Go through the listing and copy each line with the string "force".

DATA RECORDS:

____________________

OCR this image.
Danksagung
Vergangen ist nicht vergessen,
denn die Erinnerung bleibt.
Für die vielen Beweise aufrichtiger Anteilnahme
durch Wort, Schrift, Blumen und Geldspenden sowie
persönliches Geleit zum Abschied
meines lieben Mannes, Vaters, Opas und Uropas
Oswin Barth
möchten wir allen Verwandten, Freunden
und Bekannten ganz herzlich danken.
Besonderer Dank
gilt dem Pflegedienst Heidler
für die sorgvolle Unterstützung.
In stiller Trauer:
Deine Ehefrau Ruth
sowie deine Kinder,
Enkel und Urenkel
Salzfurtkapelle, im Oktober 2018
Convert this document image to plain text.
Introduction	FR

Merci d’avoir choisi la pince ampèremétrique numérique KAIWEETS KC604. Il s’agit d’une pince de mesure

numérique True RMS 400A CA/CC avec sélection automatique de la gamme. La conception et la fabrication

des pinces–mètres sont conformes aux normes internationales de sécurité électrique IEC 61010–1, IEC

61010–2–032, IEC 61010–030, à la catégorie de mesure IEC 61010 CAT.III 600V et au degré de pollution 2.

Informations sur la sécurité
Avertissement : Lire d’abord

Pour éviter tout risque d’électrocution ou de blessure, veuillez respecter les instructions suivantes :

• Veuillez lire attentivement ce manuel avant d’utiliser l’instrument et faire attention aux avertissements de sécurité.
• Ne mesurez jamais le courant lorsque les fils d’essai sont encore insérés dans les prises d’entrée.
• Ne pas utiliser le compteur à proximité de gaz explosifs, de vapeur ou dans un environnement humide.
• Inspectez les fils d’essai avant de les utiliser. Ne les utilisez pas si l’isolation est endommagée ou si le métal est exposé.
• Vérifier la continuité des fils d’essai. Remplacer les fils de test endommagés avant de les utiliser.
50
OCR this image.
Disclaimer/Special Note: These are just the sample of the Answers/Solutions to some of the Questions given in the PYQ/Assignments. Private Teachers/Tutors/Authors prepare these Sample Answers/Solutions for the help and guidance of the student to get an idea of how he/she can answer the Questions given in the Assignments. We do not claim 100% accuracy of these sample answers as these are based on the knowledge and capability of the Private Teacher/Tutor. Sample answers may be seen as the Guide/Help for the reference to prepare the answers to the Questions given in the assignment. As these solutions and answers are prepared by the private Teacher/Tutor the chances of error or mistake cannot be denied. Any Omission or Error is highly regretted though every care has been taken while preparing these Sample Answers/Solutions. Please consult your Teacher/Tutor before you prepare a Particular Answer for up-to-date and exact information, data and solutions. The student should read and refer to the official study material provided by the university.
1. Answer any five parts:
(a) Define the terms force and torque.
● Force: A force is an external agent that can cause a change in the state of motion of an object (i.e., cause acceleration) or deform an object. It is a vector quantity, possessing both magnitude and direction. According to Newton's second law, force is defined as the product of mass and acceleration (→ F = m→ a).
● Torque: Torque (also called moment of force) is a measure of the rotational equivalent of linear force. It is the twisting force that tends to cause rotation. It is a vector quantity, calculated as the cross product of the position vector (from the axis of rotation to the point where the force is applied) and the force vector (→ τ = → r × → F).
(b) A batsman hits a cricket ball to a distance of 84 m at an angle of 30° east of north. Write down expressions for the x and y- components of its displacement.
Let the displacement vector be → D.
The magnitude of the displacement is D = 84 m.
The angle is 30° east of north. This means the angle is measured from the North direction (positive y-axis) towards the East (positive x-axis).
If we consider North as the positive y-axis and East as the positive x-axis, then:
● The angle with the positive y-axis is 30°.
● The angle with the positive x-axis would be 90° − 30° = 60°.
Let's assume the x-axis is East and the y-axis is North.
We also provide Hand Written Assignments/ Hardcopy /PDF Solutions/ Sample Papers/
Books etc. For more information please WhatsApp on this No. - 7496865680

____________________

IN RESPONSE:
(a) Define the terms force and torque.
● Force: A force is an external agent that can cause a change in the state of motion of an object (i.e., cause acceleration) or deform an object. It is a vector quantity, possessing both magnitude and direction. According to Newton's second law, force is defined as the product of mass and acceleration (→ F = m→ a).
● Torque: Torque (also called moment of force) is a measure of the rotational equivalent of linear force. It is the twisting force that tends to cause rotation. It is a vector quantity, calculated as the cross product of the position vector (from the axis of rotation to the point where the force is applied) and the force vector (→ τ = → r × → F).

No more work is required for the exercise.